» What to do
Your task is to output all the records below, word for word.

» Data to process
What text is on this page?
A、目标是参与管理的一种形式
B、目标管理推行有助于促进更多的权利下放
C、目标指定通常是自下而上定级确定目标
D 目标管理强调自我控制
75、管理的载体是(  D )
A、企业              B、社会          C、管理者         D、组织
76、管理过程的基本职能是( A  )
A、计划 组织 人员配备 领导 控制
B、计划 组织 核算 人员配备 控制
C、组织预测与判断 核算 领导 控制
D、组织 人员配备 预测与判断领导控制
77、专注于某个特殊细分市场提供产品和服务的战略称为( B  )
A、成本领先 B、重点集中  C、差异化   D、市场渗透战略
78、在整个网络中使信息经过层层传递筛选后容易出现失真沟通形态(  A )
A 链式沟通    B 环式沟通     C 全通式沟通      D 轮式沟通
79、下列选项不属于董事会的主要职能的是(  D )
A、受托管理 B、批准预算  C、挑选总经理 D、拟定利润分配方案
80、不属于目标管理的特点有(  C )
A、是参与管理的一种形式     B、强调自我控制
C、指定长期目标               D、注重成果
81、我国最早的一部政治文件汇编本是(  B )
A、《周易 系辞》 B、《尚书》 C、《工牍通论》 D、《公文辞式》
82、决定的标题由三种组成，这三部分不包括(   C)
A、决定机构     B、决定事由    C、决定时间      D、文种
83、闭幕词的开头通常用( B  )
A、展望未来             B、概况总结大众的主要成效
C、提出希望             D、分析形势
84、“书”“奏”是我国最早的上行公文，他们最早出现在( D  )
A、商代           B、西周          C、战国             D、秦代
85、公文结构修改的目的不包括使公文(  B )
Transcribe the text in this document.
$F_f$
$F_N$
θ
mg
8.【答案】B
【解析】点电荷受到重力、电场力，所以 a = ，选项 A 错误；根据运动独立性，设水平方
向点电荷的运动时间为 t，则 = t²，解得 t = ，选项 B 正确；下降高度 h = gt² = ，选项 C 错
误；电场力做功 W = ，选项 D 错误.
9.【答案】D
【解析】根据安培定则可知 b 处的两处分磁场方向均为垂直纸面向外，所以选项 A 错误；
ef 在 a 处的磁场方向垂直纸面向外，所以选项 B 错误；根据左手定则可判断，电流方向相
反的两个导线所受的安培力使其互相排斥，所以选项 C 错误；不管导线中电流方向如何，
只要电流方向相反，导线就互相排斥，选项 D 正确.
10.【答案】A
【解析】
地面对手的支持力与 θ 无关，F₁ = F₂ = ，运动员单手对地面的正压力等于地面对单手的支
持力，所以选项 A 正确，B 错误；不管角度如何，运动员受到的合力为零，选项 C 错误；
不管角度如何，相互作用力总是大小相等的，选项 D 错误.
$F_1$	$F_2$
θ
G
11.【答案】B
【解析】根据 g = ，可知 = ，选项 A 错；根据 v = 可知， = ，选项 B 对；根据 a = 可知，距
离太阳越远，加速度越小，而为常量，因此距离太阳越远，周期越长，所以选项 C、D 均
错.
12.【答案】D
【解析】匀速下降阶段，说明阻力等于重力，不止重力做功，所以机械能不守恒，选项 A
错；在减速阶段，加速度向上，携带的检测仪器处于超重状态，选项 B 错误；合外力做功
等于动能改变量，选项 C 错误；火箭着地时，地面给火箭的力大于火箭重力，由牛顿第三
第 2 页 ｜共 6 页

» Exercise response
What text is on this page?
A、目标是参与管理的一种形式
B、目标管理推行有助于促进更多的权利下放
C、目标指定通常是自下而上定级确定目标
D 目标管理强调自我控制
75、管理的载体是(  D )
A、企业              B、社会          C、管理者         D、组织
76、管理过程的基本职能是( A  )
A、计划 组织 人员配备 领导 控制
B、计划 组织 核算 人员配备 控制
C、组织预测与判断 核算 领导 控制
D、组织 人员配备 预测与判断领导控制
77、专注于某个特殊细分市场提供产品和服务的战略称为( B  )
A、成本领先 B、重点集中  C、差异化   D、市场渗透战略
78、在整个网络中使信息经过层层传递筛选后容易出现失真沟通形态(  A )
A 链式沟通    B 环式沟通     C 全通式沟通      D 轮式沟通
79、下列选项不属于董事会的主要职能的是(  D )
A、受托管理 B、批准预算  C、挑选总经理 D、拟定利润分配方案
80、不属于目标管理的特点有(  C )
A、是参与管理的一种形式     B、强调自我控制
C、指定长期目标               D、注重成果
81、我国最早的一部政治文件汇编本是(  B )
A、《周易 系辞》 B、《尚书》 C、《工牍通论》 D、《公文辞式》
82、决定的标题由三种组成，这三部分不包括(   C)
A、决定机构     B、决定事由    C、决定时间      D、文种
83、闭幕词的开头通常用( B  )
A、展望未来             B、概况总结大众的主要成效
C、提出希望             D、分析形势
84、“书”“奏”是我国最早的上行公文，他们最早出现在( D  )
A、商代           B、西周          C、战国             D、秦代
85、公文结构修改的目的不包括使公文(  B )
Transcribe the text in this document.
$F_f$
$F_N$
θ
mg
8.【答案】B
【解析】点电荷受到重力、电场力，所以 a = ，选项 A 错误；根据运动独立性，设水平方
向点电荷的运动时间为 t，则 = t²，解得 t = ，选项 B 正确；下降高度 h = gt² = ，选项 C 错
误；电场力做功 W = ，选项 D 错误.
9.【答案】D
【解析】根据安培定则可知 b 处的两处分磁场方向均为垂直纸面向外，所以选项 A 错误；
ef 在 a 处的磁场方向垂直纸面向外，所以选项 B 错误；根据左手定则可判断，电流方向相
反的两个导线所受的安培力使其互相排斥，所以选项 C 错误；不管导线中电流方向如何，
只要电流方向相反，导线就互相排斥，选项 D 正确.
10.【答案】A
【解析】
地面对手的支持力与 θ 无关，F₁ = F₂ = ，运动员单手对地面的正压力等于地面对单手的支
持力，所以选项 A 正确，B 错误；不管角度如何，运动员受到的合力为零，选项 C 错误；
不管角度如何，相互作用力总是大小相等的，选项 D 错误.
$F_1$	$F_2$
θ
G
11.【答案】B
【解析】根据 g = ，可知 = ，选项 A 错；根据 v = 可知， = ，选项 B 对；根据 a = 可知，距
离太阳越远，加速度越小，而为常量，因此距离太阳越远，周期越长，所以选项 C、D 均
错.
12.【答案】D
【解析】匀速下降阶段，说明阻力等于重力，不止重力做功，所以机械能不守恒，选项 A
错；在减速阶段，加速度向上，携带的检测仪器处于超重状态，选项 B 错误；合外力做功
等于动能改变量，选项 C 错误；火箭着地时，地面给火箭的力大于火箭重力，由牛顿第三
第 2 页 ｜共 6 页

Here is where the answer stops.